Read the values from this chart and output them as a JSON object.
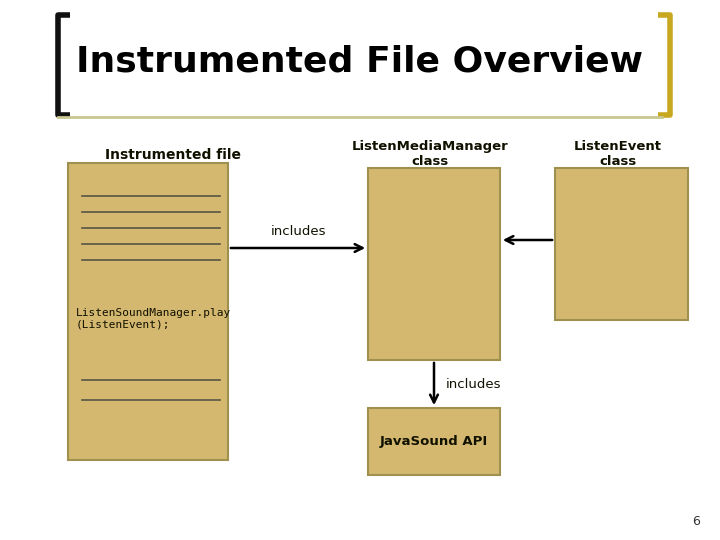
{
  "title": "Instrumented File Overview",
  "background_color": "#ffffff",
  "box_color": "#d4b870",
  "box_edge_color": "#a09050",
  "title_color": "#000000",
  "title_fontsize": 26,
  "bracket_color": "#c8a820",
  "instrumented_file_label": "Instrumented file",
  "lmm_label": "ListenMediaManager\nclass",
  "le_label": "ListenEvent\nclass",
  "jsapi_label": "JavaSound API",
  "code_text": "ListenSoundManager.play\n(ListenEvent);",
  "includes_1": "includes",
  "includes_2": "includes",
  "page_number": "6",
  "line_color": "#000000",
  "inner_line_color": "#555544",
  "label_fontsize": 9,
  "code_fontsize": 8
}
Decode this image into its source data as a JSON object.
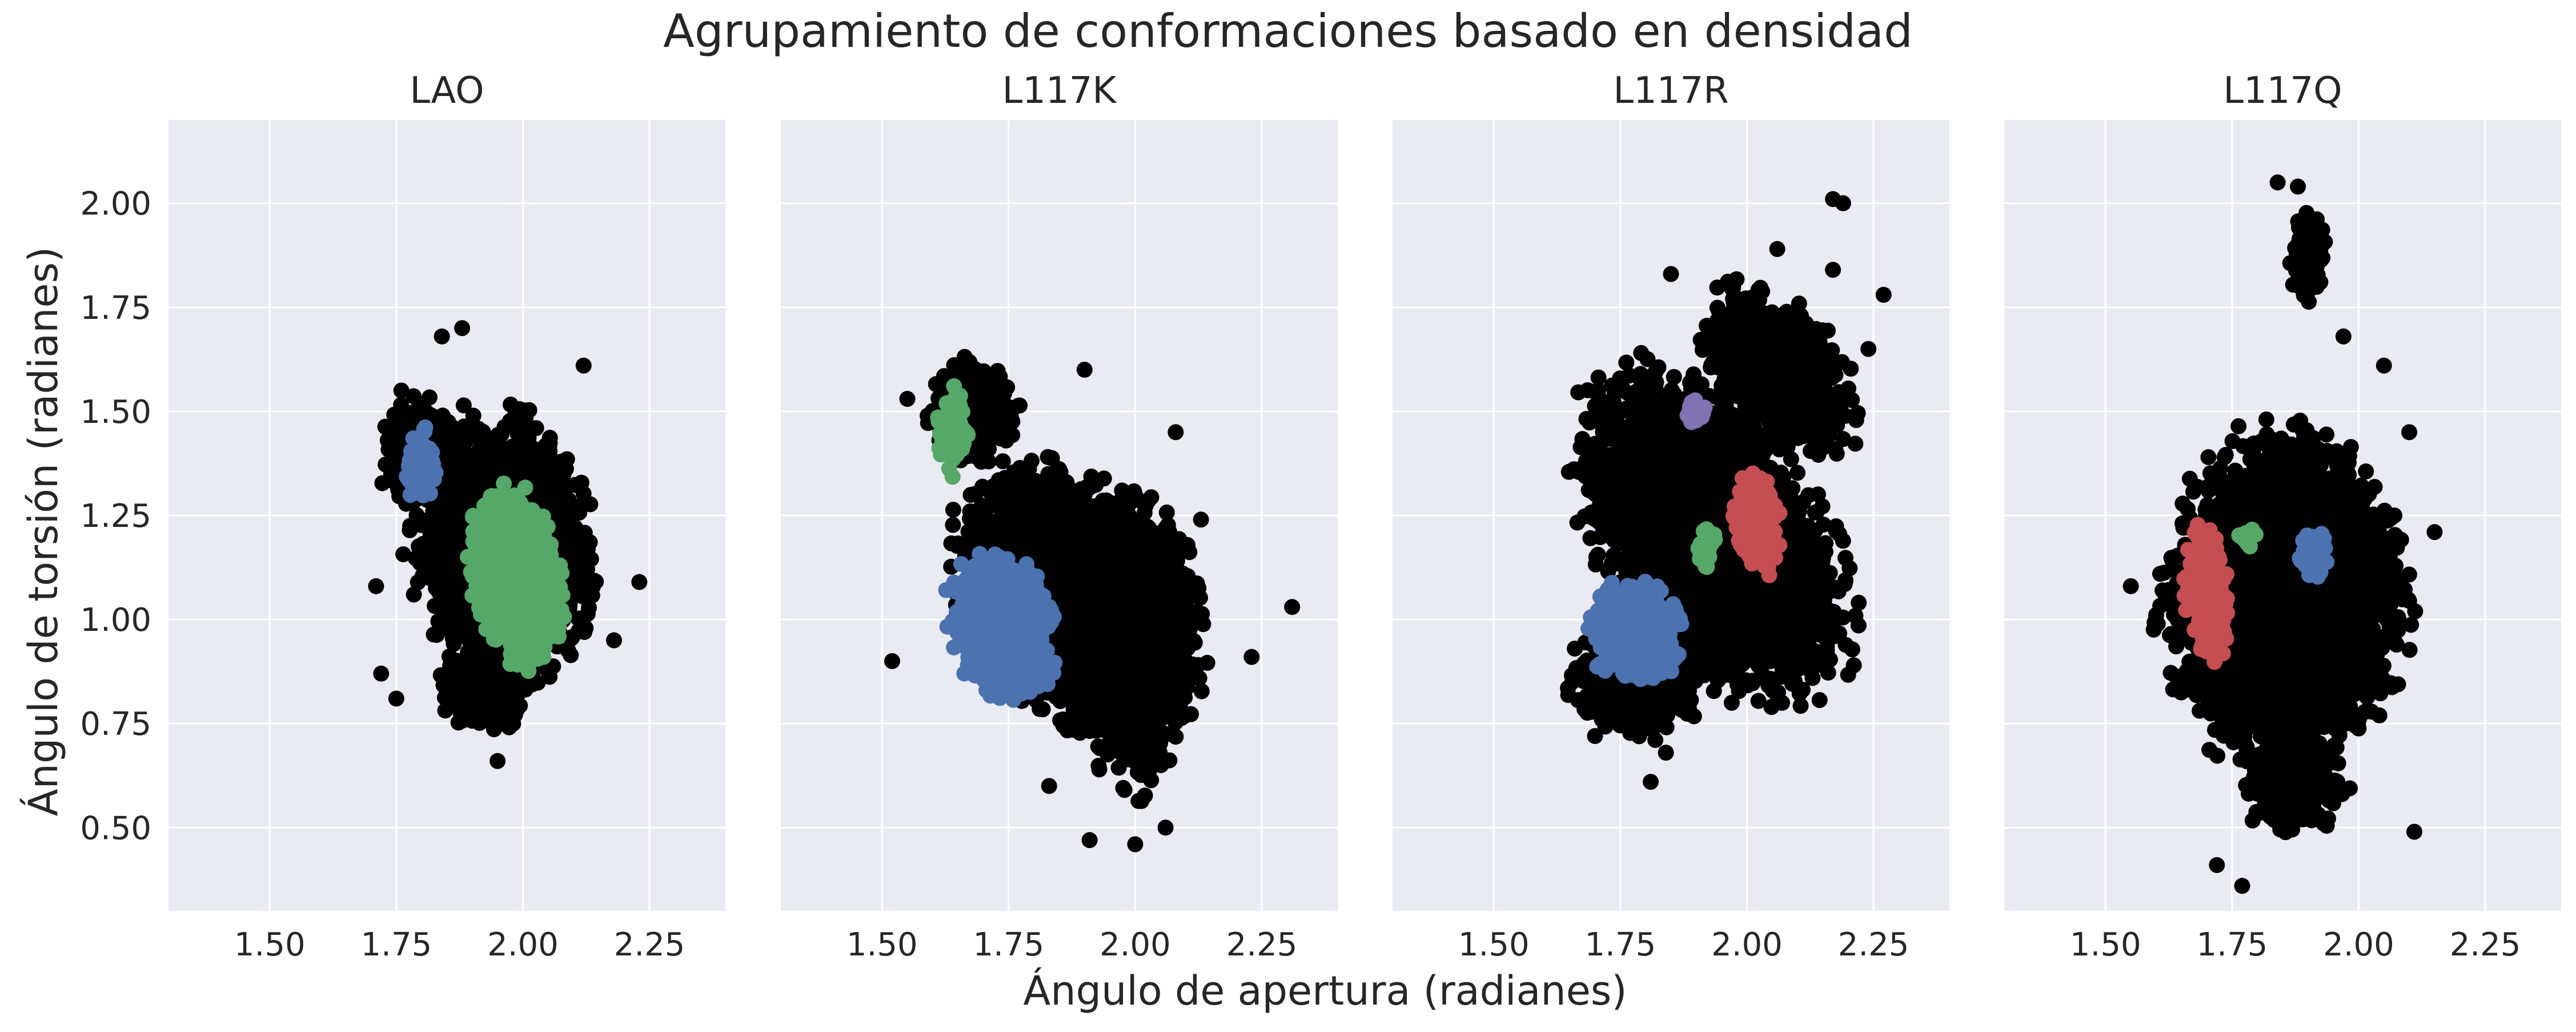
{
  "figure": {
    "suptitle": "Agrupamiento de conformaciones basado en densidad",
    "xlabel": "Ángulo de apertura (radianes)",
    "ylabel": "Ángulo de torsión (radianes)"
  },
  "colors": {
    "background": "#eaeaf2",
    "grid": "#ffffff",
    "noise": "#000000",
    "blue": "#4c72b0",
    "green": "#55a868",
    "red": "#c44e52",
    "purple": "#8172b2",
    "text": "#262626"
  },
  "chart_data": [
    {
      "type": "scatter",
      "title": "LAO",
      "xlim": [
        1.3,
        2.4
      ],
      "ylim": [
        0.3,
        2.2
      ],
      "xticks": [
        "1.50",
        "1.75",
        "2.00",
        "2.25"
      ],
      "yticks": [
        "0.50",
        "0.75",
        "1.00",
        "1.25",
        "1.50",
        "1.75",
        "2.00"
      ],
      "grid": true,
      "clusters": [
        {
          "color": "noise",
          "shape": "ellipse",
          "cx": 1.96,
          "cy": 1.17,
          "rx": 0.2,
          "ry": 0.37,
          "rot": 5,
          "n": 1300
        },
        {
          "color": "noise",
          "shape": "ellipse",
          "cx": 1.8,
          "cy": 1.4,
          "rx": 0.09,
          "ry": 0.15,
          "rot": 0,
          "n": 200
        },
        {
          "color": "noise",
          "shape": "ellipse",
          "cx": 1.93,
          "cy": 0.83,
          "rx": 0.1,
          "ry": 0.12,
          "rot": 0,
          "n": 150
        },
        {
          "color": "blue",
          "shape": "ellipse",
          "cx": 1.8,
          "cy": 1.37,
          "rx": 0.035,
          "ry": 0.1,
          "rot": 0,
          "n": 70
        },
        {
          "color": "green",
          "shape": "ellipse",
          "cx": 1.99,
          "cy": 1.1,
          "rx": 0.1,
          "ry": 0.25,
          "rot": 8,
          "n": 650
        }
      ],
      "outliers": [
        [
          1.88,
          1.7
        ],
        [
          1.84,
          1.68
        ],
        [
          2.12,
          1.61
        ],
        [
          1.71,
          1.08
        ],
        [
          2.18,
          0.95
        ],
        [
          1.72,
          0.87
        ],
        [
          1.75,
          0.81
        ],
        [
          1.95,
          0.66
        ],
        [
          2.23,
          1.09
        ],
        [
          1.76,
          1.55
        ]
      ]
    },
    {
      "type": "scatter",
      "title": "L117K",
      "xlim": [
        1.3,
        2.4
      ],
      "ylim": [
        0.3,
        2.2
      ],
      "xticks": [
        "1.50",
        "1.75",
        "2.00",
        "2.25"
      ],
      "yticks": [],
      "grid": true,
      "clusters": [
        {
          "color": "noise",
          "shape": "ellipse",
          "cx": 1.88,
          "cy": 1.05,
          "rx": 0.24,
          "ry": 0.38,
          "rot": 20,
          "n": 1500
        },
        {
          "color": "noise",
          "shape": "ellipse",
          "cx": 2.0,
          "cy": 0.95,
          "rx": 0.15,
          "ry": 0.4,
          "rot": 0,
          "n": 700
        },
        {
          "color": "noise",
          "shape": "ellipse",
          "cx": 1.68,
          "cy": 1.5,
          "rx": 0.1,
          "ry": 0.14,
          "rot": 0,
          "n": 250
        },
        {
          "color": "blue",
          "shape": "ellipse",
          "cx": 1.74,
          "cy": 0.98,
          "rx": 0.12,
          "ry": 0.2,
          "rot": 10,
          "n": 550
        },
        {
          "color": "green",
          "shape": "ellipse",
          "cx": 1.64,
          "cy": 1.46,
          "rx": 0.035,
          "ry": 0.12,
          "rot": 0,
          "n": 80
        }
      ],
      "outliers": [
        [
          2.31,
          1.03
        ],
        [
          1.9,
          1.6
        ],
        [
          2.23,
          0.91
        ],
        [
          1.91,
          0.47
        ],
        [
          1.83,
          0.6
        ],
        [
          2.0,
          0.46
        ],
        [
          2.06,
          0.5
        ],
        [
          1.55,
          1.53
        ],
        [
          2.13,
          1.24
        ],
        [
          2.08,
          1.45
        ],
        [
          1.52,
          0.9
        ]
      ]
    },
    {
      "type": "scatter",
      "title": "L117R",
      "xlim": [
        1.3,
        2.4
      ],
      "ylim": [
        0.3,
        2.2
      ],
      "xticks": [
        "1.50",
        "1.75",
        "2.00",
        "2.25"
      ],
      "yticks": [],
      "grid": true,
      "clusters": [
        {
          "color": "noise",
          "shape": "ellipse",
          "cx": 1.93,
          "cy": 1.2,
          "rx": 0.25,
          "ry": 0.48,
          "rot": 25,
          "n": 2000
        },
        {
          "color": "noise",
          "shape": "ellipse",
          "cx": 2.06,
          "cy": 1.6,
          "rx": 0.14,
          "ry": 0.25,
          "rot": 30,
          "n": 500
        },
        {
          "color": "noise",
          "shape": "ellipse",
          "cx": 1.78,
          "cy": 0.85,
          "rx": 0.14,
          "ry": 0.15,
          "rot": 0,
          "n": 400
        },
        {
          "color": "blue",
          "shape": "ellipse",
          "cx": 1.78,
          "cy": 0.97,
          "rx": 0.1,
          "ry": 0.14,
          "rot": 0,
          "n": 380
        },
        {
          "color": "red",
          "shape": "ellipse",
          "cx": 2.02,
          "cy": 1.23,
          "rx": 0.05,
          "ry": 0.13,
          "rot": 5,
          "n": 180
        },
        {
          "color": "green",
          "shape": "ellipse",
          "cx": 1.92,
          "cy": 1.17,
          "rx": 0.02,
          "ry": 0.06,
          "rot": 0,
          "n": 25
        },
        {
          "color": "purple",
          "shape": "ellipse",
          "cx": 1.9,
          "cy": 1.5,
          "rx": 0.03,
          "ry": 0.04,
          "rot": 0,
          "n": 20
        }
      ],
      "outliers": [
        [
          2.17,
          2.01
        ],
        [
          2.19,
          2.0
        ],
        [
          2.27,
          1.78
        ],
        [
          2.24,
          1.65
        ],
        [
          1.85,
          1.83
        ],
        [
          1.66,
          0.93
        ],
        [
          1.7,
          0.72
        ],
        [
          1.84,
          0.68
        ],
        [
          1.81,
          0.61
        ],
        [
          2.17,
          1.84
        ],
        [
          2.06,
          1.89
        ],
        [
          2.12,
          1.53
        ]
      ]
    },
    {
      "type": "scatter",
      "title": "L117Q",
      "xlim": [
        1.3,
        2.4
      ],
      "ylim": [
        0.3,
        2.2
      ],
      "xticks": [
        "1.50",
        "1.75",
        "2.00",
        "2.25"
      ],
      "yticks": [],
      "grid": true,
      "clusters": [
        {
          "color": "noise",
          "shape": "ellipse",
          "cx": 1.85,
          "cy": 1.05,
          "rx": 0.27,
          "ry": 0.45,
          "rot": 0,
          "n": 2200
        },
        {
          "color": "noise",
          "shape": "ellipse",
          "cx": 1.9,
          "cy": 1.87,
          "rx": 0.04,
          "ry": 0.12,
          "rot": 0,
          "n": 120
        },
        {
          "color": "noise",
          "shape": "ellipse",
          "cx": 1.87,
          "cy": 0.6,
          "rx": 0.12,
          "ry": 0.12,
          "rot": 0,
          "n": 200
        },
        {
          "color": "red",
          "shape": "ellipse",
          "cx": 1.7,
          "cy": 1.06,
          "rx": 0.05,
          "ry": 0.18,
          "rot": 5,
          "n": 220
        },
        {
          "color": "blue",
          "shape": "ellipse",
          "cx": 1.91,
          "cy": 1.16,
          "rx": 0.03,
          "ry": 0.08,
          "rot": 0,
          "n": 50
        },
        {
          "color": "green",
          "shape": "ellipse",
          "cx": 1.78,
          "cy": 1.2,
          "rx": 0.02,
          "ry": 0.03,
          "rot": 0,
          "n": 15
        }
      ],
      "outliers": [
        [
          1.84,
          2.05
        ],
        [
          1.88,
          2.04
        ],
        [
          1.77,
          0.36
        ],
        [
          1.72,
          0.41
        ],
        [
          2.15,
          1.21
        ],
        [
          2.1,
          1.45
        ],
        [
          1.55,
          1.08
        ],
        [
          2.11,
          0.49
        ],
        [
          1.81,
          0.8
        ],
        [
          1.97,
          1.68
        ],
        [
          2.05,
          1.61
        ]
      ]
    }
  ]
}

*-*-*

* WORK TO BE COMPLETED: Select and copy each line from the data that includes the word "Instrumented".

* WRITTEN ANSWER:
  "title": "Instrumented File Overview",
  "instrumented_file_label": "Instrumented file",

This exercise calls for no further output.